Exercise: Work through the material below and count the lines holding the word "Leipzig"; give that count and nothing more.

--- START OF Entries supplied ---

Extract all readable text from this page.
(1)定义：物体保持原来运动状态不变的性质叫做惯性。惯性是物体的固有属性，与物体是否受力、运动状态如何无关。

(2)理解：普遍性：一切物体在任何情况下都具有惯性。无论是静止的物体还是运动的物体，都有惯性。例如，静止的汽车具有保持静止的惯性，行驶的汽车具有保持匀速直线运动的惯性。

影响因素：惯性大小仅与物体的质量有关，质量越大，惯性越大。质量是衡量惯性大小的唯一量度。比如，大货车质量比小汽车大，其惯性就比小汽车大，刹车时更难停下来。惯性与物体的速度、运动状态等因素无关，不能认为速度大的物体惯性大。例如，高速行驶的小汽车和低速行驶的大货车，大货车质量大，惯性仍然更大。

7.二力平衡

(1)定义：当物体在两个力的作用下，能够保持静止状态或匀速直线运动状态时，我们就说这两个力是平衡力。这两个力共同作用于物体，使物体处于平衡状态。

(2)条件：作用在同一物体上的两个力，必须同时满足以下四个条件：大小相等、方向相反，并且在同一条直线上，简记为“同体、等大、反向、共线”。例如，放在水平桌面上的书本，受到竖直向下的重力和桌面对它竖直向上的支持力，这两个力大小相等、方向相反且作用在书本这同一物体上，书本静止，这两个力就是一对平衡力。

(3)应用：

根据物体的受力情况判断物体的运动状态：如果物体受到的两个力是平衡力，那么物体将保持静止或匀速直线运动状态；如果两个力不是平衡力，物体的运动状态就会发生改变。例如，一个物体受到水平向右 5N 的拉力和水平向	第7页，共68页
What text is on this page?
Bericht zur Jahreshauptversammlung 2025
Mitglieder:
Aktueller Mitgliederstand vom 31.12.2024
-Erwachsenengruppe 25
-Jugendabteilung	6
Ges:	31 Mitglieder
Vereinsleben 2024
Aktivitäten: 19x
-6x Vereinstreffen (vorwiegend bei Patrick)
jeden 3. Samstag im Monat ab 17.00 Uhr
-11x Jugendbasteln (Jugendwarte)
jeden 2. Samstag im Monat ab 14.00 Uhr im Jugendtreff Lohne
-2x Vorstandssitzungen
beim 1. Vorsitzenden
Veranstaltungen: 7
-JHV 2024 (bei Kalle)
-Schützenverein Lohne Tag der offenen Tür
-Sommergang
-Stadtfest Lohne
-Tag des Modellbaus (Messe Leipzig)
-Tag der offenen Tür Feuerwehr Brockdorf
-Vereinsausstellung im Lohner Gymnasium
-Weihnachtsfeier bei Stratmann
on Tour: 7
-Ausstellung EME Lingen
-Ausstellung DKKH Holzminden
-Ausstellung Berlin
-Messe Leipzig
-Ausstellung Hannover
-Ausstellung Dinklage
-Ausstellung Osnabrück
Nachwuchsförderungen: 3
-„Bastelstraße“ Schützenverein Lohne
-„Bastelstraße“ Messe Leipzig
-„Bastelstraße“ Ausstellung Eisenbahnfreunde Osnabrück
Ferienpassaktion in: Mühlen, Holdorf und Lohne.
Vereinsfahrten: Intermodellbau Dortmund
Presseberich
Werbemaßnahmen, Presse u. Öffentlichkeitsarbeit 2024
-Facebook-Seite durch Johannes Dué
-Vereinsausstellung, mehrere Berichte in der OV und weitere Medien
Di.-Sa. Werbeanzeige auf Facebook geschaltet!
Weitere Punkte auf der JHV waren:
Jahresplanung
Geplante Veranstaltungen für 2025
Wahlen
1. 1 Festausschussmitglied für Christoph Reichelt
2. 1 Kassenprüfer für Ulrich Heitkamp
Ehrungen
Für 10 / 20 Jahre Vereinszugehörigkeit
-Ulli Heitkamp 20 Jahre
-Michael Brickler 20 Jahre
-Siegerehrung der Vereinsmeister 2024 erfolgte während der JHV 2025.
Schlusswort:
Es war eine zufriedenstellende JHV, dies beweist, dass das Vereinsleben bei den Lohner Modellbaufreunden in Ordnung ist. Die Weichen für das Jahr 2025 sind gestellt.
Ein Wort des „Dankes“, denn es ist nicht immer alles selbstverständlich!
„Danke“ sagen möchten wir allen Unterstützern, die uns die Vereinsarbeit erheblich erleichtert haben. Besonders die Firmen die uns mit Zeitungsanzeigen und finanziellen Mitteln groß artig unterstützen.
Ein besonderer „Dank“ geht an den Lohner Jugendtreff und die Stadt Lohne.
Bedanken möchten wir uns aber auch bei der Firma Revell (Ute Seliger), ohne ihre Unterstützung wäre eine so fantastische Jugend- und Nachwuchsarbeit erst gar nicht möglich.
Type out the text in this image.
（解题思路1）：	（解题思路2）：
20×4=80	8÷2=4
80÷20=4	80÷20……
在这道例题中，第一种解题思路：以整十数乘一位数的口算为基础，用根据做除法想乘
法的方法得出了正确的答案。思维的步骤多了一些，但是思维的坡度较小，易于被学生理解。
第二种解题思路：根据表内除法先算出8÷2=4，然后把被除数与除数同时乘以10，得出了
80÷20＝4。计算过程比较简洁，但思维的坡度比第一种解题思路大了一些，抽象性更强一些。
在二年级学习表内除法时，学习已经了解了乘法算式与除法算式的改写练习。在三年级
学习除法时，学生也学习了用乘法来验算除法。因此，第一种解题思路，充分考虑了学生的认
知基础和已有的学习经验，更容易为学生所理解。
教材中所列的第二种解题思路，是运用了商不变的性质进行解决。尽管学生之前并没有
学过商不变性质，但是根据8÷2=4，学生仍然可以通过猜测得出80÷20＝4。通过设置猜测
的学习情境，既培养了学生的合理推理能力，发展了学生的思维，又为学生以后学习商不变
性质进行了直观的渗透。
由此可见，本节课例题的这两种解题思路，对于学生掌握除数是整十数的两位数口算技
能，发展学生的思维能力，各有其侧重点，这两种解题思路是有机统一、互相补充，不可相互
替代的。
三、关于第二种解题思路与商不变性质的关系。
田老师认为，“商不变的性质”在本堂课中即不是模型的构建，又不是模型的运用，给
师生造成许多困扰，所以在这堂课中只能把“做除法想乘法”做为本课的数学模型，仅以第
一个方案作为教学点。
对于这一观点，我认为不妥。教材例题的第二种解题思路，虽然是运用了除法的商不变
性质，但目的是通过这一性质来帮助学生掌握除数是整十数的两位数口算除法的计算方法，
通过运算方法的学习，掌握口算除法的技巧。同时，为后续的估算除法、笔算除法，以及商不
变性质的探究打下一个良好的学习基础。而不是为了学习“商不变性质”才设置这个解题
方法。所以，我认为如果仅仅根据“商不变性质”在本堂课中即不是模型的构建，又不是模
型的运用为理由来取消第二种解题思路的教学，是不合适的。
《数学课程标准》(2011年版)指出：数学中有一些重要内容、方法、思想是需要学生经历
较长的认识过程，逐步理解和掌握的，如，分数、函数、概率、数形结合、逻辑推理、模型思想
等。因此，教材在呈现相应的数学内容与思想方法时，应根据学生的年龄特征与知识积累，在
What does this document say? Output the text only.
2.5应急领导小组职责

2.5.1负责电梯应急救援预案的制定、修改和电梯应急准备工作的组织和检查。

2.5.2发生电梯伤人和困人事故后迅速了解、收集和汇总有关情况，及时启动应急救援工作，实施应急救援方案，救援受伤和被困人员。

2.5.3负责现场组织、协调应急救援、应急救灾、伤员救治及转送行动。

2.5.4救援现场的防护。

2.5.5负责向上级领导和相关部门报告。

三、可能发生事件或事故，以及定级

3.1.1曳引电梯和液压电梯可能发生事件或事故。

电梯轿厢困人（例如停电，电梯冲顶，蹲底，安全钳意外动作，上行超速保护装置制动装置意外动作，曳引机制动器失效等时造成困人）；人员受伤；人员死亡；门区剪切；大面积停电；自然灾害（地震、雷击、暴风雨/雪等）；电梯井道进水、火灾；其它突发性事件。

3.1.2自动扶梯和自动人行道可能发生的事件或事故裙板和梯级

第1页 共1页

--- END OF Entries supplied ---

Written answer: 3